▸ **Goal**: Print the entire listing. Each line must match the original exactly.
* begin Dataset records *
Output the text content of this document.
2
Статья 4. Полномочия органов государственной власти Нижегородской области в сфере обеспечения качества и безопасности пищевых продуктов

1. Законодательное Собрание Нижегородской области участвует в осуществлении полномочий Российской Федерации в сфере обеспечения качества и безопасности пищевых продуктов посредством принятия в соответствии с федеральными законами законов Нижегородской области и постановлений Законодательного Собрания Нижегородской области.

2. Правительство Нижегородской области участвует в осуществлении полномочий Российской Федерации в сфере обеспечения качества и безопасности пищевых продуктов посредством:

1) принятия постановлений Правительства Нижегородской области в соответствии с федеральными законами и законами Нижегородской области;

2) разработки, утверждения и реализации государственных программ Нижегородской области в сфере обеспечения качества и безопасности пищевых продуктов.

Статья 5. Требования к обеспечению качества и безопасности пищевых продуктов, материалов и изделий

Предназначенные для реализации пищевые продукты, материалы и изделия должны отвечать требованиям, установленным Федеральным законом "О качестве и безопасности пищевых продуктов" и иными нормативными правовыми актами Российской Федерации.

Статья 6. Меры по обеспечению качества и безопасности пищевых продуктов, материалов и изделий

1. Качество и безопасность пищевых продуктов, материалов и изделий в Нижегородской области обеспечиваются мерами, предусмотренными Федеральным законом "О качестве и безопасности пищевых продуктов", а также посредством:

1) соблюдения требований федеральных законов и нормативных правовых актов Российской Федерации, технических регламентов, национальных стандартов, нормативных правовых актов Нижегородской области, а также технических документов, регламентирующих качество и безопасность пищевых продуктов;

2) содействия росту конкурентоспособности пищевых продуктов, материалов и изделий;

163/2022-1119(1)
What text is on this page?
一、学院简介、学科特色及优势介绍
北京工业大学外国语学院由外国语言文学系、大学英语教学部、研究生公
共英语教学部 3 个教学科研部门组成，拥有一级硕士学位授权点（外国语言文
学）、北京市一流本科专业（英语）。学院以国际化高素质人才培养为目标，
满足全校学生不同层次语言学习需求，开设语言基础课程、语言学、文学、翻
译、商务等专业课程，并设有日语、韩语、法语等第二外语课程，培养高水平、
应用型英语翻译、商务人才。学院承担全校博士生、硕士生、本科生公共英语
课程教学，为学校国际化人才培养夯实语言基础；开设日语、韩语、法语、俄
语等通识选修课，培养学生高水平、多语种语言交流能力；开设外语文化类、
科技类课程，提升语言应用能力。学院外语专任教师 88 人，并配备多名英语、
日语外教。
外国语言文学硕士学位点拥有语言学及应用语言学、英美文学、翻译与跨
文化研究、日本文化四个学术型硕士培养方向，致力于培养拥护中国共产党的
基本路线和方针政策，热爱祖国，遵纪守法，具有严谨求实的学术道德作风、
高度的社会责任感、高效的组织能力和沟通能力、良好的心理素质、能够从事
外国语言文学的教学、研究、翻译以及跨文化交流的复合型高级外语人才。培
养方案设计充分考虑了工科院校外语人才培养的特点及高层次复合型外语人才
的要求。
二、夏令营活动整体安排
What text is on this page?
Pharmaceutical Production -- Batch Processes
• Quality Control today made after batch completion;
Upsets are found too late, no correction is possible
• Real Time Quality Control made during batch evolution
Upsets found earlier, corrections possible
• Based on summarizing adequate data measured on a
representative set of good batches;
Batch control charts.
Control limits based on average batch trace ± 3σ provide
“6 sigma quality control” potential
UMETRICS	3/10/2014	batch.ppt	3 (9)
* end Dataset records *
▸ **Full answer**:
Output the text content of this document.
2
Статья 4. Полномочия органов государственной власти Нижегородской области в сфере обеспечения качества и безопасности пищевых продуктов

1. Законодательное Собрание Нижегородской области участвует в осуществлении полномочий Российской Федерации в сфере обеспечения качества и безопасности пищевых продуктов посредством принятия в соответствии с федеральными законами законов Нижегородской области и постановлений Законодательного Собрания Нижегородской области.

2. Правительство Нижегородской области участвует в осуществлении полномочий Российской Федерации в сфере обеспечения качества и безопасности пищевых продуктов посредством:

1) принятия постановлений Правительства Нижегородской области в соответствии с федеральными законами и законами Нижегородской области;

2) разработки, утверждения и реализации государственных программ Нижегородской области в сфере обеспечения качества и безопасности пищевых продуктов.

Статья 5. Требования к обеспечению качества и безопасности пищевых продуктов, материалов и изделий

Предназначенные для реализации пищевые продукты, материалы и изделия должны отвечать требованиям, установленным Федеральным законом "О качестве и безопасности пищевых продуктов" и иными нормативными правовыми актами Российской Федерации.

Статья 6. Меры по обеспечению качества и безопасности пищевых продуктов, материалов и изделий

1. Качество и безопасность пищевых продуктов, материалов и изделий в Нижегородской области обеспечиваются мерами, предусмотренными Федеральным законом "О качестве и безопасности пищевых продуктов", а также посредством:

1) соблюдения требований федеральных законов и нормативных правовых актов Российской Федерации, технических регламентов, национальных стандартов, нормативных правовых актов Нижегородской области, а также технических документов, регламентирующих качество и безопасность пищевых продуктов;

2) содействия росту конкурентоспособности пищевых продуктов, материалов и изделий;

163/2022-1119(1)
What text is on this page?
一、学院简介、学科特色及优势介绍
北京工业大学外国语学院由外国语言文学系、大学英语教学部、研究生公
共英语教学部 3 个教学科研部门组成，拥有一级硕士学位授权点（外国语言文
学）、北京市一流本科专业（英语）。学院以国际化高素质人才培养为目标，
满足全校学生不同层次语言学习需求，开设语言基础课程、语言学、文学、翻
译、商务等专业课程，并设有日语、韩语、法语等第二外语课程，培养高水平、
应用型英语翻译、商务人才。学院承担全校博士生、硕士生、本科生公共英语
课程教学，为学校国际化人才培养夯实语言基础；开设日语、韩语、法语、俄
语等通识选修课，培养学生高水平、多语种语言交流能力；开设外语文化类、
科技类课程，提升语言应用能力。学院外语专任教师 88 人，并配备多名英语、
日语外教。
外国语言文学硕士学位点拥有语言学及应用语言学、英美文学、翻译与跨
文化研究、日本文化四个学术型硕士培养方向，致力于培养拥护中国共产党的
基本路线和方针政策，热爱祖国，遵纪守法，具有严谨求实的学术道德作风、
高度的社会责任感、高效的组织能力和沟通能力、良好的心理素质、能够从事
外国语言文学的教学、研究、翻译以及跨文化交流的复合型高级外语人才。培
养方案设计充分考虑了工科院校外语人才培养的特点及高层次复合型外语人才
的要求。
二、夏令营活动整体安排
What text is on this page?
Pharmaceutical Production -- Batch Processes
• Quality Control today made after batch completion;
Upsets are found too late, no correction is possible
• Real Time Quality Control made during batch evolution
Upsets found earlier, corrections possible
• Based on summarizing adequate data measured on a
representative set of good batches;
Batch control charts.
Control limits based on average batch trace ± 3σ provide
“6 sigma quality control” potential
UMETRICS	3/10/2014	batch.ppt	3 (9)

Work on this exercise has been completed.